Output the material below in its entirety, exactly as given.

[begin Input rows]

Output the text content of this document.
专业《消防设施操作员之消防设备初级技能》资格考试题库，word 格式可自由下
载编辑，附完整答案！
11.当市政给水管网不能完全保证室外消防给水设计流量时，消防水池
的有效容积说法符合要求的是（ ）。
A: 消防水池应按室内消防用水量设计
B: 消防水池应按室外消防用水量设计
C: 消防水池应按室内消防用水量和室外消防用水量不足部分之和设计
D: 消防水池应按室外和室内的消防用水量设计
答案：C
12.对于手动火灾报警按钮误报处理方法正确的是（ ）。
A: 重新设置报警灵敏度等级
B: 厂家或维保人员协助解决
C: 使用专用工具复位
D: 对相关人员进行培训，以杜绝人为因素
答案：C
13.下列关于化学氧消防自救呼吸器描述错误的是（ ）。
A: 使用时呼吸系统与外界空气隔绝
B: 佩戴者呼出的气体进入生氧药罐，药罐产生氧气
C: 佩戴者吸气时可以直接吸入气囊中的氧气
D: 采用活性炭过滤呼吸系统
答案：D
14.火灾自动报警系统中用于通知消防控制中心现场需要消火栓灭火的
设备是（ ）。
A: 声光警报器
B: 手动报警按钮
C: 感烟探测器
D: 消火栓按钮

[end Input rows]

[Full output]
Output the text content of this document.
专业《消防设施操作员之消防设备初级技能》资格考试题库，word 格式可自由下
载编辑，附完整答案！
11.当市政给水管网不能完全保证室外消防给水设计流量时，消防水池
的有效容积说法符合要求的是（ ）。
A: 消防水池应按室内消防用水量设计
B: 消防水池应按室外消防用水量设计
C: 消防水池应按室内消防用水量和室外消防用水量不足部分之和设计
D: 消防水池应按室外和室内的消防用水量设计
答案：C
12.对于手动火灾报警按钮误报处理方法正确的是（ ）。
A: 重新设置报警灵敏度等级
B: 厂家或维保人员协助解决
C: 使用专用工具复位
D: 对相关人员进行培训，以杜绝人为因素
答案：C
13.下列关于化学氧消防自救呼吸器描述错误的是（ ）。
A: 使用时呼吸系统与外界空气隔绝
B: 佩戴者呼出的气体进入生氧药罐，药罐产生氧气
C: 佩戴者吸气时可以直接吸入气囊中的氧气
D: 采用活性炭过滤呼吸系统
答案：D
14.火灾自动报警系统中用于通知消防控制中心现场需要消火栓灭火的
设备是（ ）。
A: 声光警报器
B: 手动报警按钮
C: 感烟探测器
D: 消火栓按钮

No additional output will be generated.